▶ Given task:
Your task is to restate the data word for word.

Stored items
#####

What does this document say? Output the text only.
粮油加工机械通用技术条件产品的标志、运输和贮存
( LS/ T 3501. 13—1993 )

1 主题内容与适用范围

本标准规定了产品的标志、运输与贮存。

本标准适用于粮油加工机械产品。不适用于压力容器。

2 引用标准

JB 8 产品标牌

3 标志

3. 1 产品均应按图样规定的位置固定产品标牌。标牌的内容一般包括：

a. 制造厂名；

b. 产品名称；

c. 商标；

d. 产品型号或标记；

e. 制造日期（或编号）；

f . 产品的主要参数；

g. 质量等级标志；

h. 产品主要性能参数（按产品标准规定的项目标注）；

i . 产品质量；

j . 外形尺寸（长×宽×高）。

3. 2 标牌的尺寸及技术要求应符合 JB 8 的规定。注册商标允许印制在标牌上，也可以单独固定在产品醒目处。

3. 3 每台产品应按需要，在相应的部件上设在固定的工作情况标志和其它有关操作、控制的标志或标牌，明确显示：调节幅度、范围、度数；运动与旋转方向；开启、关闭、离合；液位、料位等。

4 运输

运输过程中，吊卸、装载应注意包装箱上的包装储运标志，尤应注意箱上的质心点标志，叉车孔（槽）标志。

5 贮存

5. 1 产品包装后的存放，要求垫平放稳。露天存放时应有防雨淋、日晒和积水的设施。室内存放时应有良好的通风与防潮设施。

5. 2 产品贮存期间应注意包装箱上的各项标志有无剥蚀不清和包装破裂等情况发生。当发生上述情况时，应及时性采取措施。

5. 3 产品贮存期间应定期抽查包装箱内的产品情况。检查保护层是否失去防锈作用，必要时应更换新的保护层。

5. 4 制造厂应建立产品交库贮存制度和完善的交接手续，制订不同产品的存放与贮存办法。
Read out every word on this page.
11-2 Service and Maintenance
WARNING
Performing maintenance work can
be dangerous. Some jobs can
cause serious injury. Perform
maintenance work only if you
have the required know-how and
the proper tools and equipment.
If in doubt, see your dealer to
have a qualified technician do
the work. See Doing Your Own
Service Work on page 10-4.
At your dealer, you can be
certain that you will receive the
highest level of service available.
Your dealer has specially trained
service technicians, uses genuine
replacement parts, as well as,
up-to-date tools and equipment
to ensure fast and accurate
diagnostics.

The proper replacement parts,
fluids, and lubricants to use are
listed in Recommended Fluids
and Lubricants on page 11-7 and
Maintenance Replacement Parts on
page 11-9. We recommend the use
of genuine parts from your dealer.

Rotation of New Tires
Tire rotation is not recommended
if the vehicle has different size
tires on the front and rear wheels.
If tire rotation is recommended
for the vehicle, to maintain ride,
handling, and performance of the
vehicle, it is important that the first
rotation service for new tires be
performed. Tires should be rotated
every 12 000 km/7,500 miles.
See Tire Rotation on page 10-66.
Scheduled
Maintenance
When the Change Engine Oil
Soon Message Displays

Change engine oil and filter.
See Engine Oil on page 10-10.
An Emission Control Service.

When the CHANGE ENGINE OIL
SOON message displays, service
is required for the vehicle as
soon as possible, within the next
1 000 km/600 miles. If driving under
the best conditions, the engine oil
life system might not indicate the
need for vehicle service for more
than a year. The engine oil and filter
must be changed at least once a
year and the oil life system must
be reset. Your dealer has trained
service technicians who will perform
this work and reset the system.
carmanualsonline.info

#####

▶ Exercise answer:
What does this document say? Output the text only.
粮油加工机械通用技术条件产品的标志、运输和贮存
( LS/ T 3501. 13—1993 )

1 主题内容与适用范围

本标准规定了产品的标志、运输与贮存。

本标准适用于粮油加工机械产品。不适用于压力容器。

2 引用标准

JB 8 产品标牌

3 标志

3. 1 产品均应按图样规定的位置固定产品标牌。标牌的内容一般包括：

a. 制造厂名；

b. 产品名称；

c. 商标；

d. 产品型号或标记；

e. 制造日期（或编号）；

f . 产品的主要参数；

g. 质量等级标志；

h. 产品主要性能参数（按产品标准规定的项目标注）；

i . 产品质量；

j . 外形尺寸（长×宽×高）。

3. 2 标牌的尺寸及技术要求应符合 JB 8 的规定。注册商标允许印制在标牌上，也可以单独固定在产品醒目处。

3. 3 每台产品应按需要，在相应的部件上设在固定的工作情况标志和其它有关操作、控制的标志或标牌，明确显示：调节幅度、范围、度数；运动与旋转方向；开启、关闭、离合；液位、料位等。

4 运输

运输过程中，吊卸、装载应注意包装箱上的包装储运标志，尤应注意箱上的质心点标志，叉车孔（槽）标志。

5 贮存

5. 1 产品包装后的存放，要求垫平放稳。露天存放时应有防雨淋、日晒和积水的设施。室内存放时应有良好的通风与防潮设施。

5. 2 产品贮存期间应注意包装箱上的各项标志有无剥蚀不清和包装破裂等情况发生。当发生上述情况时，应及时性采取措施。

5. 3 产品贮存期间应定期抽查包装箱内的产品情况。检查保护层是否失去防锈作用，必要时应更换新的保护层。

5. 4 制造厂应建立产品交库贮存制度和完善的交接手续，制订不同产品的存放与贮存办法。
Read out every word on this page.
11-2 Service and Maintenance
WARNING
Performing maintenance work can
be dangerous. Some jobs can
cause serious injury. Perform
maintenance work only if you
have the required know-how and
the proper tools and equipment.
If in doubt, see your dealer to
have a qualified technician do
the work. See Doing Your Own
Service Work on page 10-4.
At your dealer, you can be
certain that you will receive the
highest level of service available.
Your dealer has specially trained
service technicians, uses genuine
replacement parts, as well as,
up-to-date tools and equipment
to ensure fast and accurate
diagnostics.

The proper replacement parts,
fluids, and lubricants to use are
listed in Recommended Fluids
and Lubricants on page 11-7 and
Maintenance Replacement Parts on
page 11-9. We recommend the use
of genuine parts from your dealer.

Rotation of New Tires
Tire rotation is not recommended
if the vehicle has different size
tires on the front and rear wheels.
If tire rotation is recommended
for the vehicle, to maintain ride,
handling, and performance of the
vehicle, it is important that the first
rotation service for new tires be
performed. Tires should be rotated
every 12 000 km/7,500 miles.
See Tire Rotation on page 10-66.
Scheduled
Maintenance
When the Change Engine Oil
Soon Message Displays

Change engine oil and filter.
See Engine Oil on page 10-10.
An Emission Control Service.

When the CHANGE ENGINE OIL
SOON message displays, service
is required for the vehicle as
soon as possible, within the next
1 000 km/600 miles. If driving under
the best conditions, the engine oil
life system might not indicate the
need for vehicle service for more
than a year. The engine oil and filter
must be changed at least once a
year and the oil life system must
be reset. Your dealer has trained
service technicians who will perform
this work and reset the system.
carmanualsonline.info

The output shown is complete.